- Given request:
Copy out every line that contains the word "from".

[Figure data in JSON]
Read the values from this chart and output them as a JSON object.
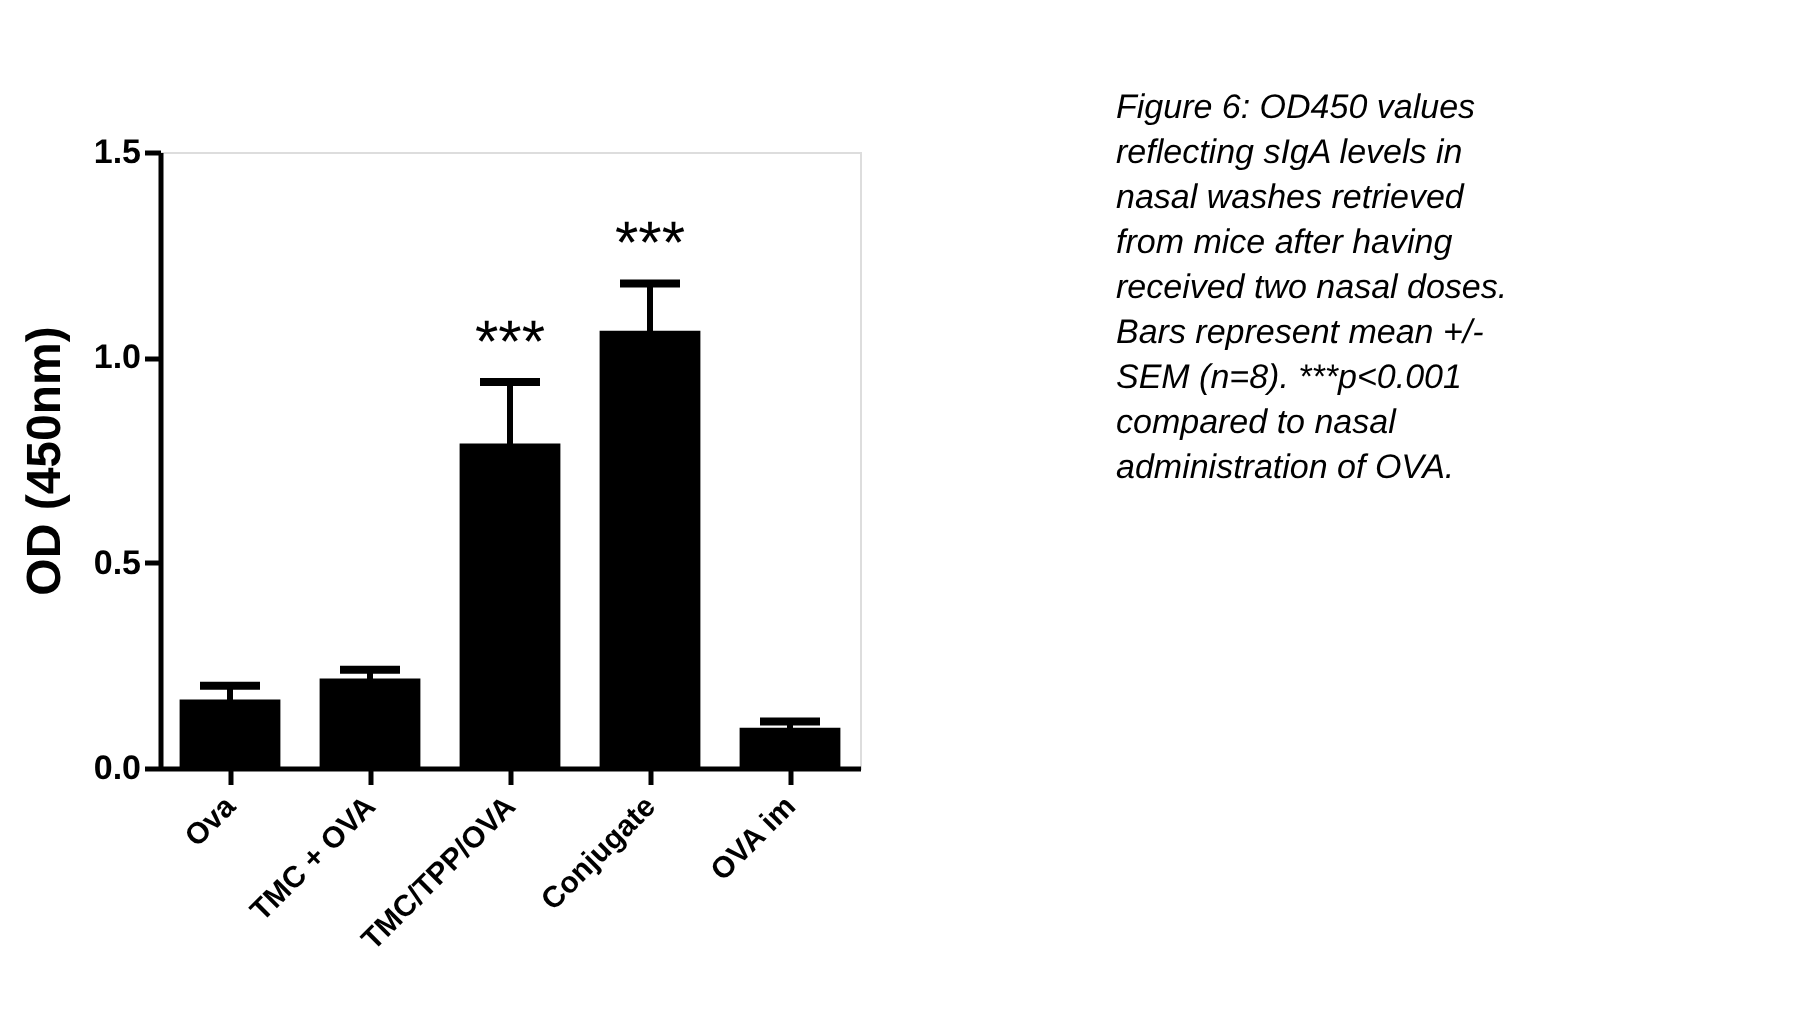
{
  "chart_data": {
    "type": "bar",
    "ylabel": "OD (450nm)",
    "categories": [
      "Ova",
      "TMC + OVA",
      "TMC/TPP/OVA",
      "Conjugate",
      "OVA im"
    ],
    "values": [
      0.167,
      0.218,
      0.79,
      1.065,
      0.098
    ],
    "errors": [
      0.033,
      0.021,
      0.15,
      0.115,
      0.015
    ],
    "color": "#000000",
    "ylim": [
      0,
      1.5
    ],
    "yticks": [
      {
        "value": 0,
        "label": "0.0"
      },
      {
        "value": 0.5,
        "label": "0.5"
      },
      {
        "value": 1,
        "label": "1.0"
      },
      1.5
    ],
    "grid": false,
    "annotations": [
      {
        "text": "***",
        "x": "TMC/TPP/OVA",
        "y": 0.94
      },
      {
        "text": "***",
        "x": "Conjugate",
        "y": 1.18
      },
      "Figure 6: OD450 values reflecting sIgA levels in nasal washes retrieved from mice after having received two nasal doses. Bars represent mean +/- SEM (n=8). ***p<0.001 compared to nasal administration of OVA."
    ]
  }
}
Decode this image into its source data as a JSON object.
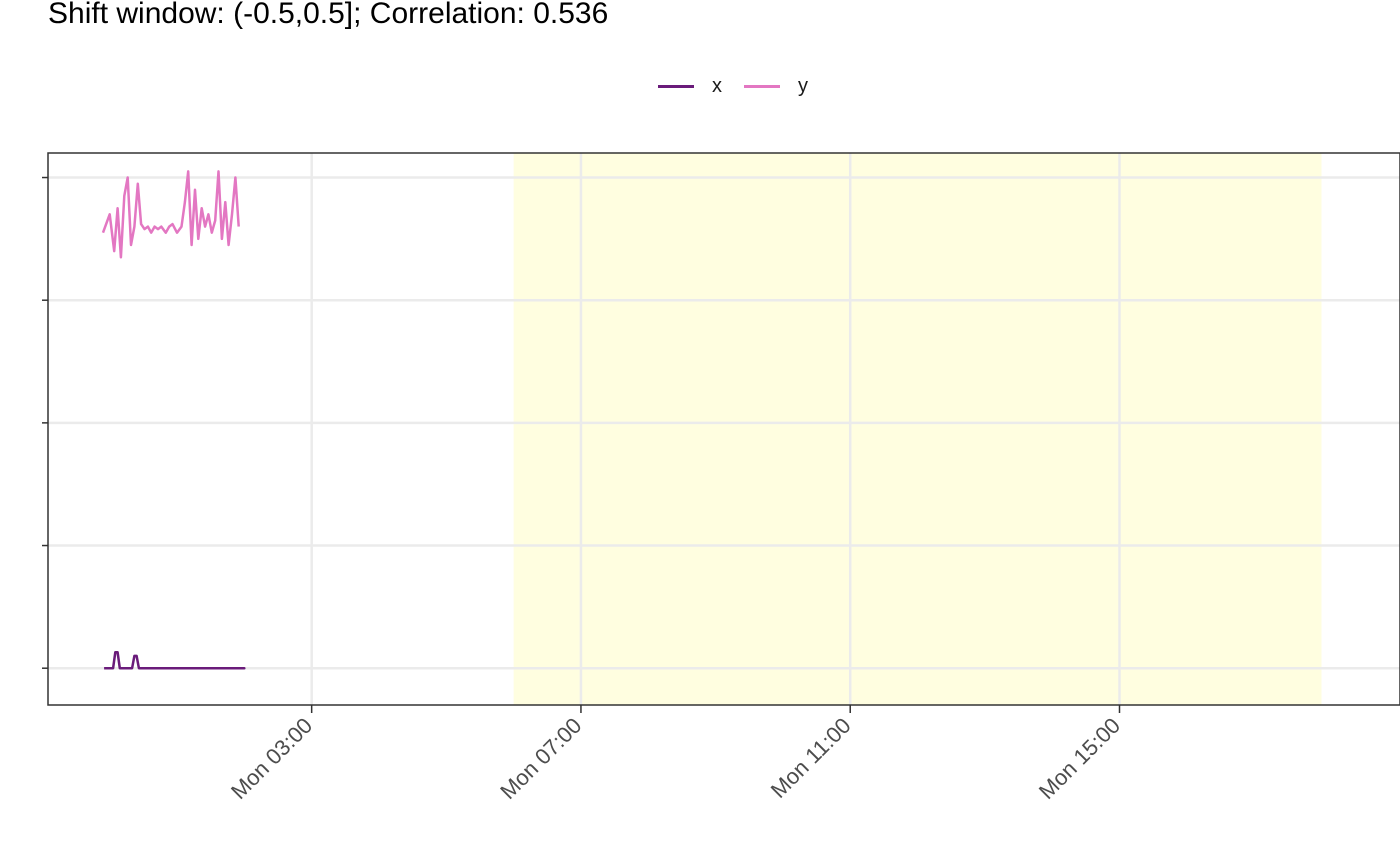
{
  "chart_data": {
    "type": "line",
    "title": "Shift window: (-0.5,0.5]; Correlation: 0.536",
    "xlabel": "",
    "ylabel": "",
    "x_axis": {
      "kind": "time",
      "range": [
        "Sun 23:05",
        "Mon 19:10"
      ],
      "ticks": [
        "Mon 03:00",
        "Mon 07:00",
        "Mon 11:00",
        "Mon 15:00"
      ]
    },
    "y_axis": {
      "range": [
        -0.3,
        4.2
      ],
      "ticks_labeled": false
    },
    "highlight_window": {
      "start": "Mon 06:00",
      "end": "Mon 18:00",
      "color": "#FFFEE0"
    },
    "legend": {
      "position": "top",
      "entries": [
        "x",
        "y"
      ]
    },
    "grid": true,
    "series": [
      {
        "name": "x",
        "color": "#6A1B7A",
        "x": [
          "Sun 23:55",
          "Mon 00:03",
          "Mon 00:05",
          "Mon 00:07",
          "Mon 00:09",
          "Mon 00:20",
          "Mon 00:22",
          "Mon 00:24",
          "Mon 00:26",
          "Mon 01:00",
          "Mon 02:00",
          "Mon 01:53"
        ],
        "y": [
          0.0,
          0.0,
          0.13,
          0.13,
          0.0,
          0.0,
          0.1,
          0.1,
          0.0,
          0.0,
          0.0,
          0.0
        ]
      },
      {
        "name": "y",
        "color": "#E377C2",
        "x": [
          "Sun 23:54",
          "Mon 00:00",
          "Mon 00:04",
          "Mon 00:07",
          "Mon 00:10",
          "Mon 00:13",
          "Mon 00:16",
          "Mon 00:19",
          "Mon 00:22",
          "Mon 00:25",
          "Mon 00:28",
          "Mon 00:31",
          "Mon 00:34",
          "Mon 00:37",
          "Mon 00:40",
          "Mon 00:43",
          "Mon 00:46",
          "Mon 00:50",
          "Mon 00:53",
          "Mon 00:56",
          "Mon 01:00",
          "Mon 01:04",
          "Mon 01:07",
          "Mon 01:10",
          "Mon 01:13",
          "Mon 01:16",
          "Mon 01:19",
          "Mon 01:22",
          "Mon 01:25",
          "Mon 01:28",
          "Mon 01:31",
          "Mon 01:34",
          "Mon 01:37",
          "Mon 01:40",
          "Mon 01:43",
          "Mon 01:46",
          "Mon 01:49",
          "Mon 01:52",
          "Mon 01:55"
        ],
        "y": [
          3.55,
          3.7,
          3.4,
          3.75,
          3.35,
          3.85,
          4.0,
          3.45,
          3.6,
          3.95,
          3.62,
          3.58,
          3.6,
          3.55,
          3.6,
          3.58,
          3.6,
          3.55,
          3.6,
          3.62,
          3.55,
          3.6,
          3.8,
          4.05,
          3.45,
          3.9,
          3.5,
          3.75,
          3.6,
          3.7,
          3.55,
          3.65,
          4.05,
          3.5,
          3.8,
          3.45,
          3.7,
          4.0,
          3.6
        ]
      }
    ]
  }
}
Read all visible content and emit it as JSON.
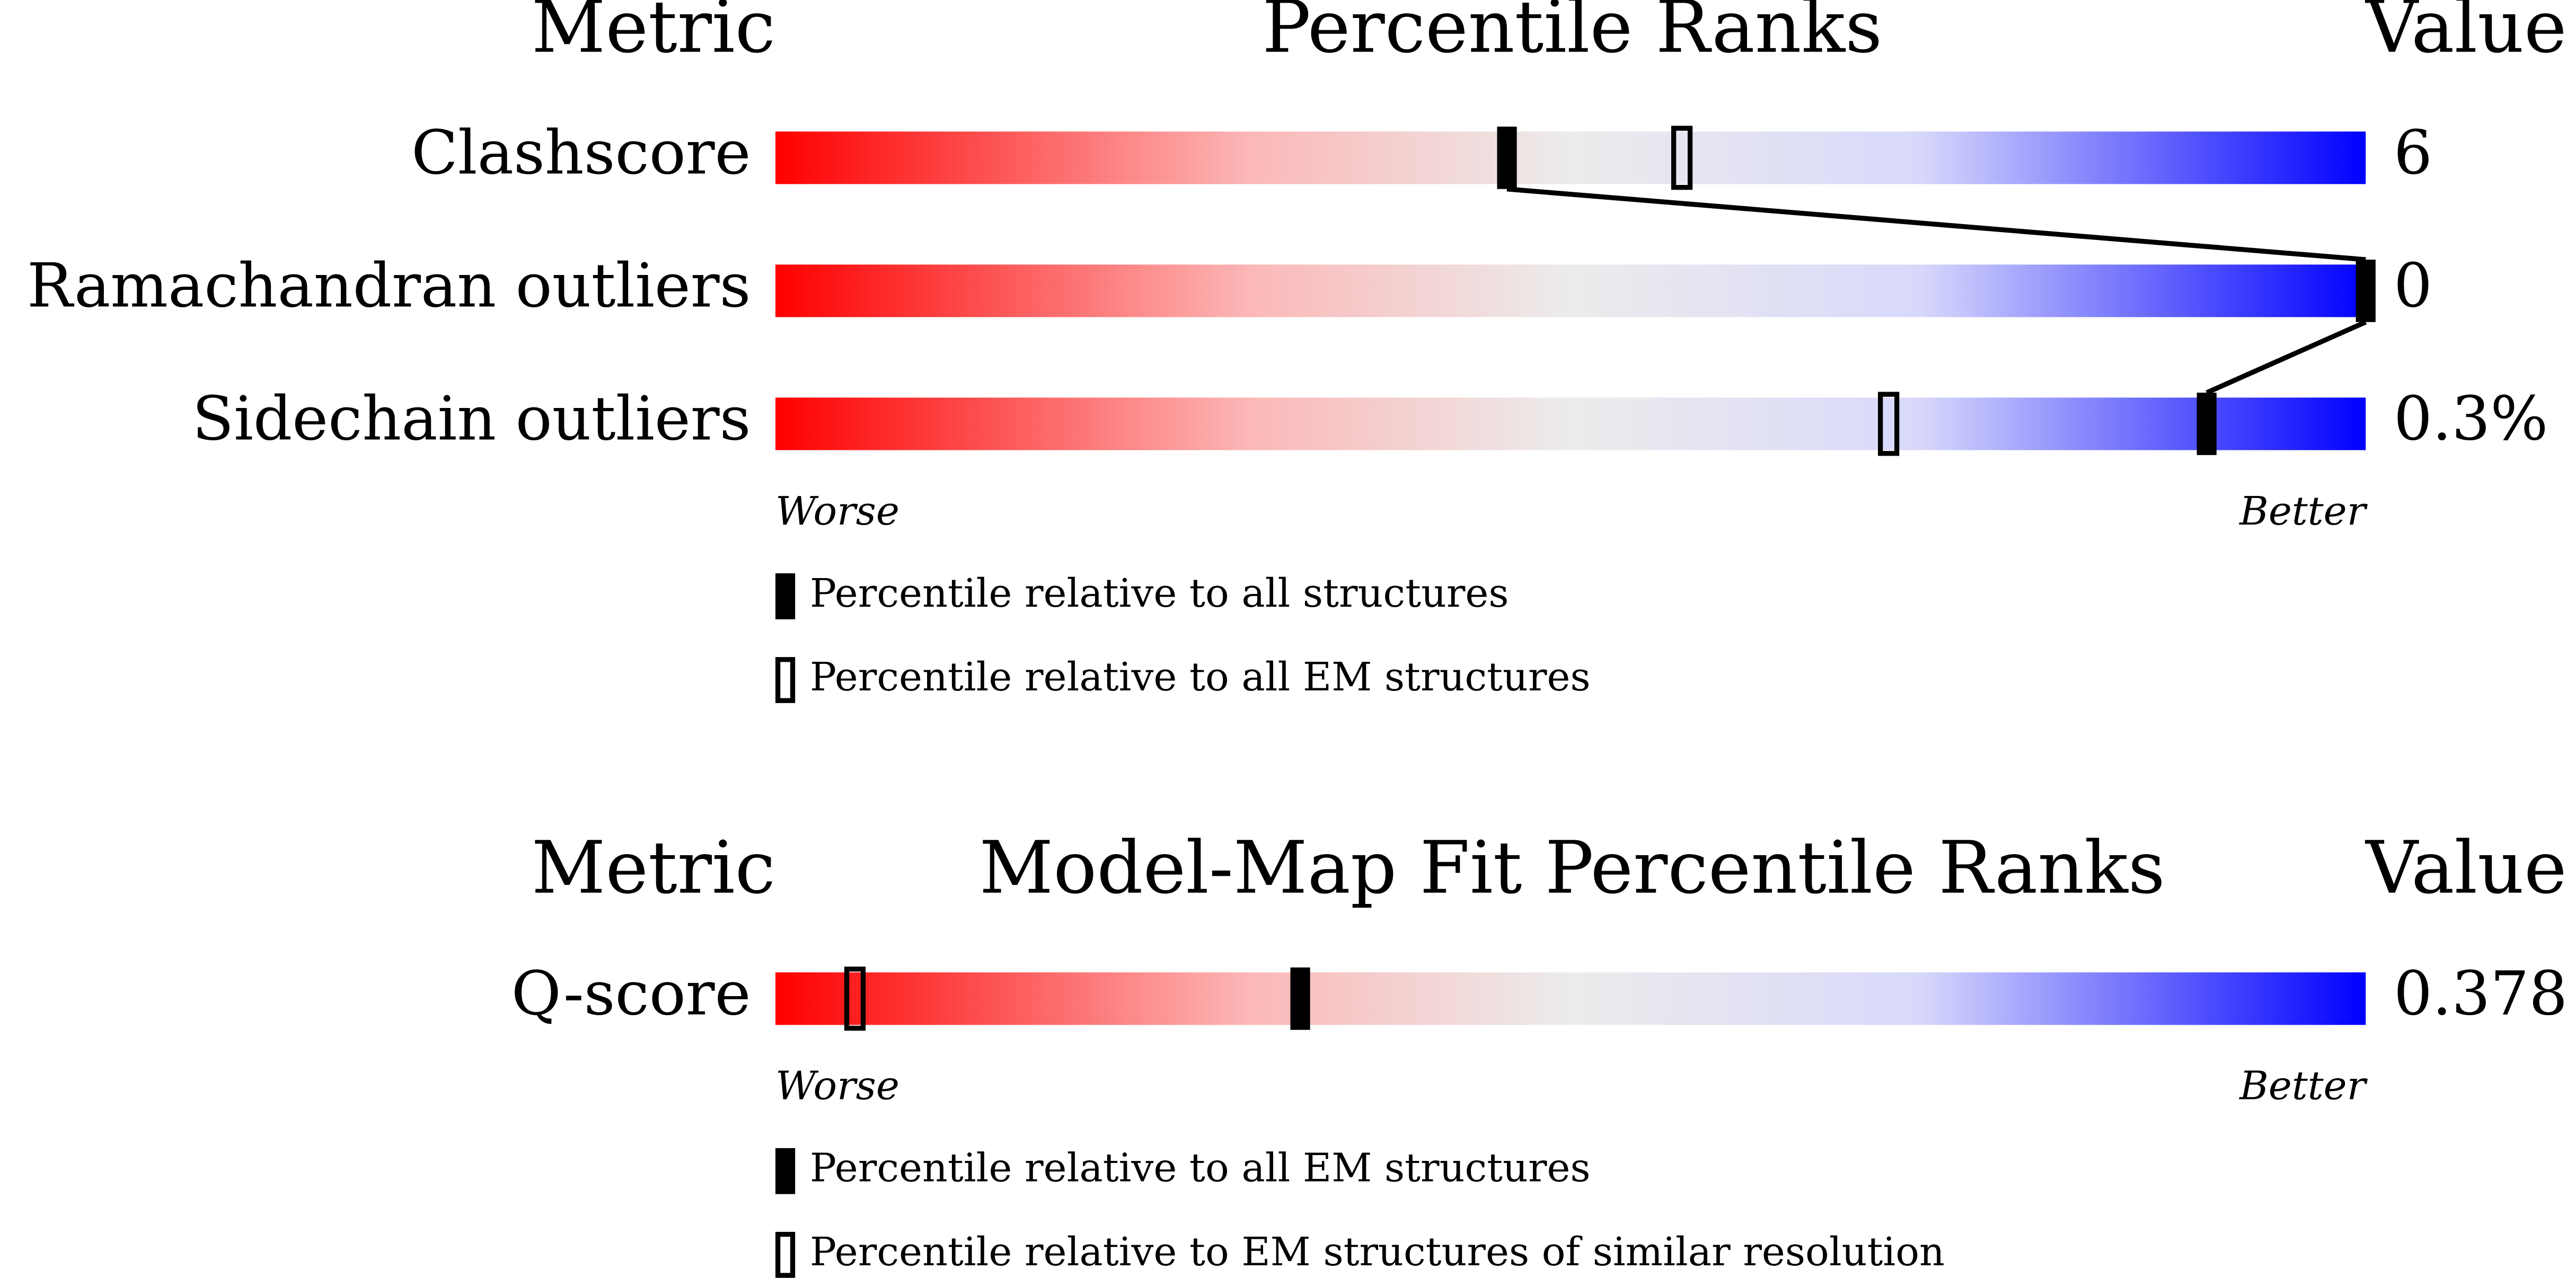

- Task response:
Read the values from this chart and output them as a JSON object.
      "Figure 6: OD450 values reflecting sIgA levels in nasal washes retrieved from mice after having received two nasal doses. Bars represent mean +/- SEM (n=8). ***p<0.001 compared to nasal administration of OVA."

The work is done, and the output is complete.